◆ Recorded data ◆
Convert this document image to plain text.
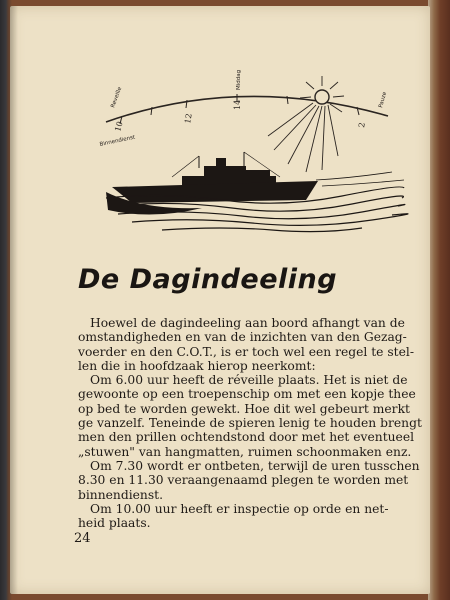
Reveille
Middag
Pauze
Binnendienst
10
12
14
2
De Dagindeeling
Hoewel de dagindeeling aan boord afhangt van de
omstandigheden en van de inzichten van den Gezag-
voerder en den C.O.T., is er toch wel een regel te stel-
len die in hoofdzaak hierop neerkomt:
Om 6.00 uur heeft de réveille plaats. Het is niet de
gewoonte op een troepenschip om met een kopje thee
op bed te worden gewekt. Hoe dit wel gebeurt merkt
ge vanzelf. Teneinde de spieren lenig te houden brengt
men den prillen ochtendstond door met het eventueel
„stuwen" van hangmatten, ruimen schoonmaken enz.
Om 7.30 wordt er ontbeten, terwijl de uren tusschen
8.30 en 11.30 veraangenaamd plegen te worden met
binnendienst.
Om 10.00 uur heeft er inspectie op orde en net-
heid plaats.
24
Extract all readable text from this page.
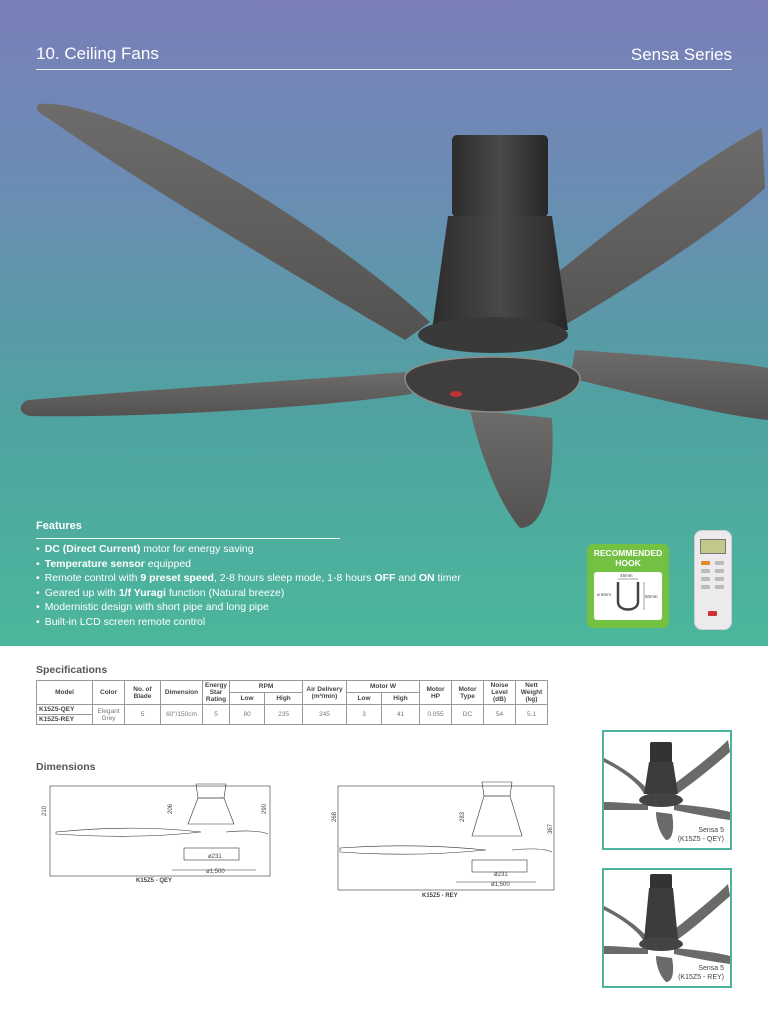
10. Ceiling Fans	Sensa Series
Features
• DC (Direct Current) motor for energy saving
• Temperature sensor equipped
• Remote control with 9 preset speed, 2-8 hours sleep mode, 1-8 hours OFF and ON timer
• Geared up with 1/f Yuragi function (Natural breeze)
• Modernistic design with short pipe and long pipe
• Built-in LCD screen remote control
RECOMMENDED
HOOK
45mm
ø 8mm	50mm
Specifications
Model	Color	No. of Blade	Dimension	Energy Star Rating	RPM		Air Delivery (m³/min)	Motor W		Motor HP	Motor Type	Noise Level (dB)	Nett Weight (kg)
					Low	High		Low	High				
K15Z5-QEY	Elegant Grey	5	60"/150cm	5	80	235	245	3	41	0.055	DC	54	5.1
K15Z5-REY													
Dimensions
210	206	290
ø231
ø1,500
K15Z5 - QEY
268	283
367
ø231
ø1,500
K15Z5 - REY
Sensa 5
(K15Z5 - QEY)
Sensa 5
(K15Z5 - REY)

◆ Exercise prompt ◆
Copy out the lines in which the string "plaats" appears.

◆ The reply ◆
Om 6.00 uur heeft de réveille plaats. Het is niet de
heid plaats.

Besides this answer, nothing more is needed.